— STATED TASK —
Look for the string "some" and copy every line that has it.

— Dataset items —
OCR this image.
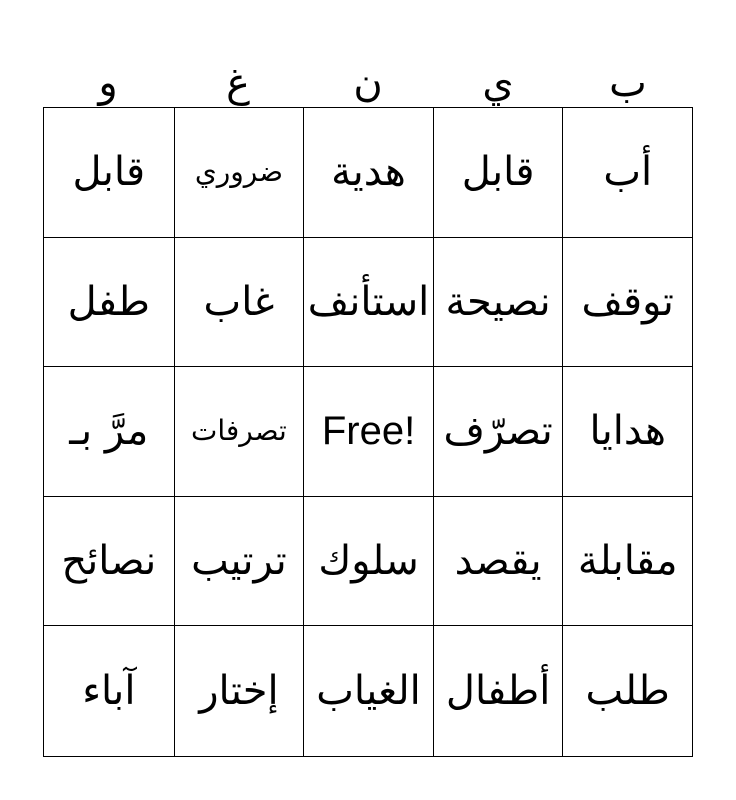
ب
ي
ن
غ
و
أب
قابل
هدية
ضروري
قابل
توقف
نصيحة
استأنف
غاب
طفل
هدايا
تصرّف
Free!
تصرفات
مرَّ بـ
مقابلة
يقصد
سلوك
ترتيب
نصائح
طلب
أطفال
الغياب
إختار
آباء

* * *

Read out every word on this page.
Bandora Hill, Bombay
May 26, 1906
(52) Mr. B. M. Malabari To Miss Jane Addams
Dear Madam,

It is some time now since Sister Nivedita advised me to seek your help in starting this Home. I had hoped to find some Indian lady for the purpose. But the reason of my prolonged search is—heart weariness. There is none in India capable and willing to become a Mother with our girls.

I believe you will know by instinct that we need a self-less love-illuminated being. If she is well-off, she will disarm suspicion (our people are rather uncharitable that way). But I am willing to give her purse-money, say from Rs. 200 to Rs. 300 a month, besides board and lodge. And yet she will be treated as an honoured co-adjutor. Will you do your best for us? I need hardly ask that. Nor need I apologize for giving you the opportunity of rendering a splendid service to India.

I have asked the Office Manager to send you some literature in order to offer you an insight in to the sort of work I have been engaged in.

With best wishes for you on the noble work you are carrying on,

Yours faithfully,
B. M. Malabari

— SOLUTION FOR THIS EXERCISE —
It is some time now since Sister Nivedita advised me to seek your help in starting this Home. I had hoped to find some Indian lady for the purpose. But the reason of my prolonged search is—heart weariness. There is none in India capable and willing to become a Mother with our girls.
I have asked the Office Manager to send you some literature in order to offer you an insight in to the sort of work I have been engaged in.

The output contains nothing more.